# start of Material for this exercise
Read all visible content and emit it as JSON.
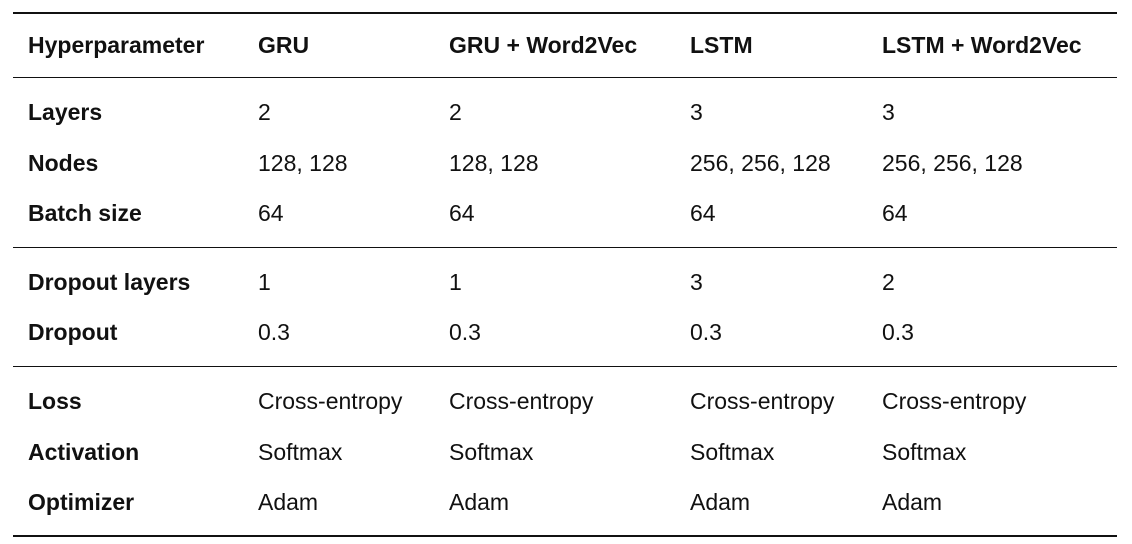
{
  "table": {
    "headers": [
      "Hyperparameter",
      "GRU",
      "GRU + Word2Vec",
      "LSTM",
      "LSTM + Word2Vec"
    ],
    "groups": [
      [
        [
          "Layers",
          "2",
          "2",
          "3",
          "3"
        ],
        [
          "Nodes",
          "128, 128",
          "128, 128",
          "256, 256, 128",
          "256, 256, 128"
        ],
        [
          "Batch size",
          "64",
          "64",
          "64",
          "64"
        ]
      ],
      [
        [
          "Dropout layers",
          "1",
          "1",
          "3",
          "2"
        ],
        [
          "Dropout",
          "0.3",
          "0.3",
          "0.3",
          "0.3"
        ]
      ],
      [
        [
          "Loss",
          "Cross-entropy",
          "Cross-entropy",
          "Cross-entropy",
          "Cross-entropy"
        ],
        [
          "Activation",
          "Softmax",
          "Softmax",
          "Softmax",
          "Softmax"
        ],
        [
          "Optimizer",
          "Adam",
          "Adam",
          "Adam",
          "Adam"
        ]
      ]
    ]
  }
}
# end of Material for this exercise
» **Stated problem**
Reproduce each line word for word and drop the pictures.

» **Expected output**
Read all visible content and emit it as JSON.
{
  "table": {
    "headers": [
      "Hyperparameter",
      "GRU",
      "GRU + Word2Vec",
      "LSTM",
      "LSTM + Word2Vec"
    ],
    "groups": [
      [
        [
          "Layers",
          "2",
          "2",
          "3",
          "3"
        ],
        [
          "Nodes",
          "128, 128",
          "128, 128",
          "256, 256, 128",
          "256, 256, 128"
        ],
        [
          "Batch size",
          "64",
          "64",
          "64",
          "64"
        ]
      ],
      [
        [
          "Dropout layers",
          "1",
          "1",
          "3",
          "2"
        ],
        [
          "Dropout",
          "0.3",
          "0.3",
          "0.3",
          "0.3"
        ]
      ],
      [
        [
          "Loss",
          "Cross-entropy",
          "Cross-entropy",
          "Cross-entropy",
          "Cross-entropy"
        ],
        [
          "Activation",
          "Softmax",
          "Softmax",
          "Softmax",
          "Softmax"
        ],
        [
          "Optimizer",
          "Adam",
          "Adam",
          "Adam",
          "Adam"
        ]
      ]
    ]
  }
}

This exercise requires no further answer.